__Task statement__. Count every line below in which "subtitle" occurs, then give only the count.

-- START --

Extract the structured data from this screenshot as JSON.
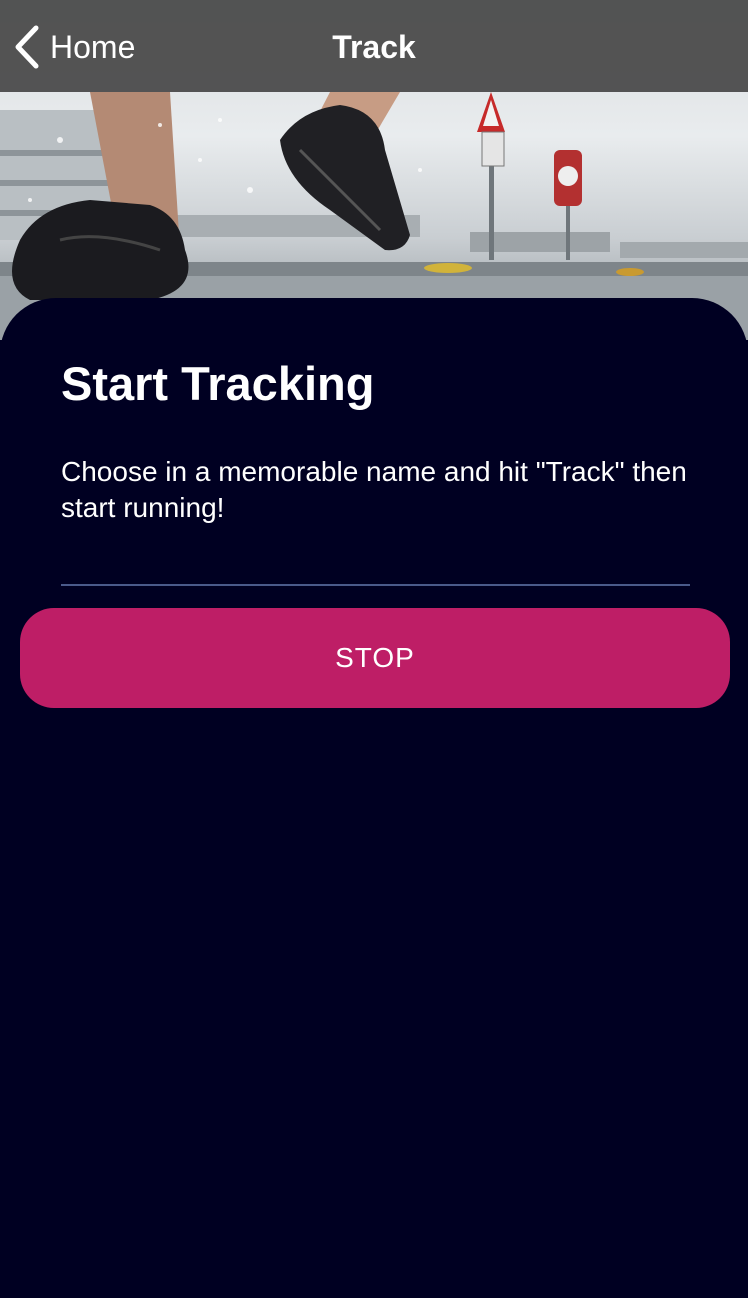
{
  "nav": {
    "back_label": "Home",
    "title": "Track"
  },
  "hero": {
    "image": "runner-photo"
  },
  "main": {
    "heading": "Start Tracking",
    "description": "Choose in a memorable name and hit \"Track\" then start running!",
    "name_input_value": "",
    "name_input_placeholder": "",
    "stop_label": "STOP"
  },
  "colors": {
    "background": "#000022",
    "navbar": "#464646",
    "accent": "#be1e66",
    "input_underline": "#4a5a8a",
    "text": "#ffffff"
  },
  "icons": {
    "back": "chevron-left-icon"
  }
}
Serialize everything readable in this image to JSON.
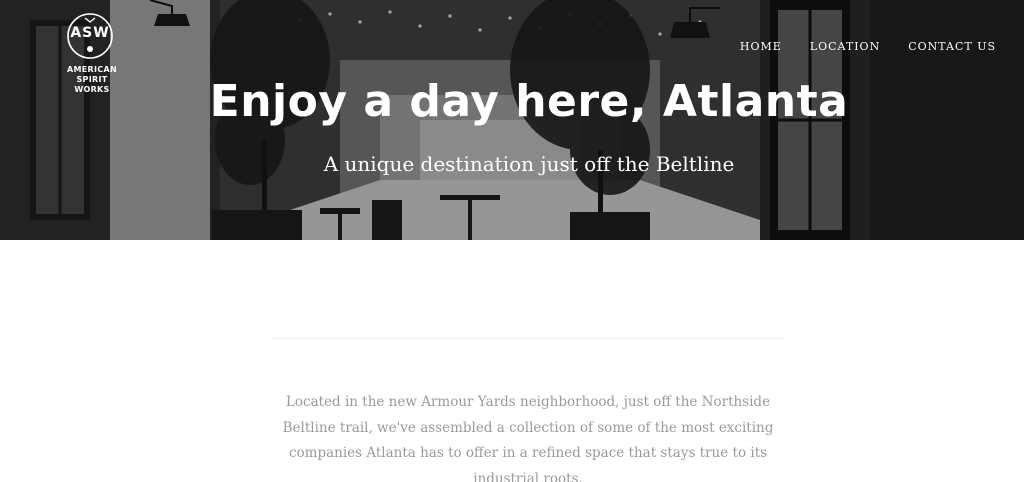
{
  "header": {
    "logo": {
      "mark": "ASW",
      "line1": "AMERICAN",
      "line2": "SPIRIT WORKS"
    },
    "nav": [
      {
        "label": "HOME"
      },
      {
        "label": "LOCATION"
      },
      {
        "label": "CONTACT US"
      }
    ]
  },
  "hero": {
    "title": "Enjoy a day here, Atlanta",
    "subtitle": "A unique destination just off the Beltline",
    "tone": "grayscale"
  },
  "main": {
    "intro": "Located in the new Armour Yards neighborhood, just off the Northside Beltline trail, we've assembled a collection of some of the most exciting companies Atlanta has to offer in a refined space that stays true to its industrial roots."
  },
  "colors": {
    "text_light": "#ffffff",
    "body_text": "#9a9a9a",
    "divider": "#ececec",
    "hero_dark": "#2e2e2e"
  }
}
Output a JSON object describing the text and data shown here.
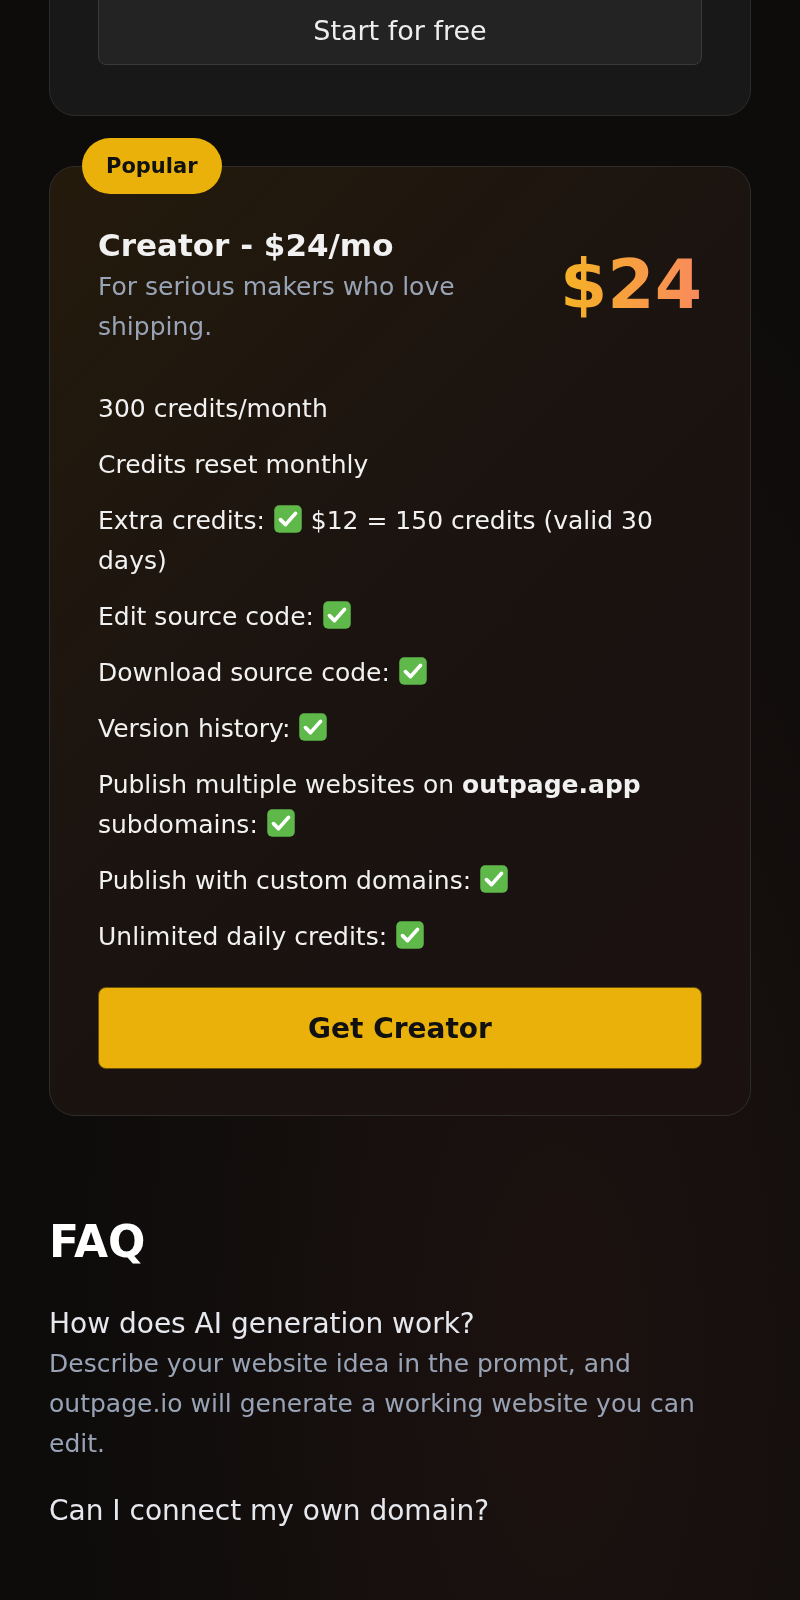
{
  "previous_plan": {
    "button": "Start for free"
  },
  "plan": {
    "badge": "Popular",
    "title": "Creator - $24/mo",
    "subtitle": "For serious makers who love shipping.",
    "price": "$24",
    "features": [
      {
        "label": "300 credits/month",
        "included": false
      },
      {
        "label": "Credits reset monthly",
        "included": false
      },
      {
        "label": "Extra credits:",
        "included": true,
        "detail": "$12 = 150 credits (valid 30 days)"
      },
      {
        "label": "Edit source code:",
        "included": true
      },
      {
        "label": "Download source code:",
        "included": true
      },
      {
        "label": "Version history:",
        "included": true
      },
      {
        "label": "Publish multiple websites on **outpage.app** subdomains:",
        "included": true
      },
      {
        "label": "Publish with custom domains:",
        "included": true
      },
      {
        "label": "Unlimited daily credits:",
        "included": true
      }
    ],
    "button": "Get Creator"
  },
  "faq": {
    "title": "FAQ",
    "items": [
      {
        "question": "How does AI generation work?",
        "answer": "Describe your website idea in the prompt, and outpage.io will generate a working website you can edit."
      },
      {
        "question": "Can I connect my own domain?"
      }
    ]
  }
}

-- END --

__Correct answer__. 2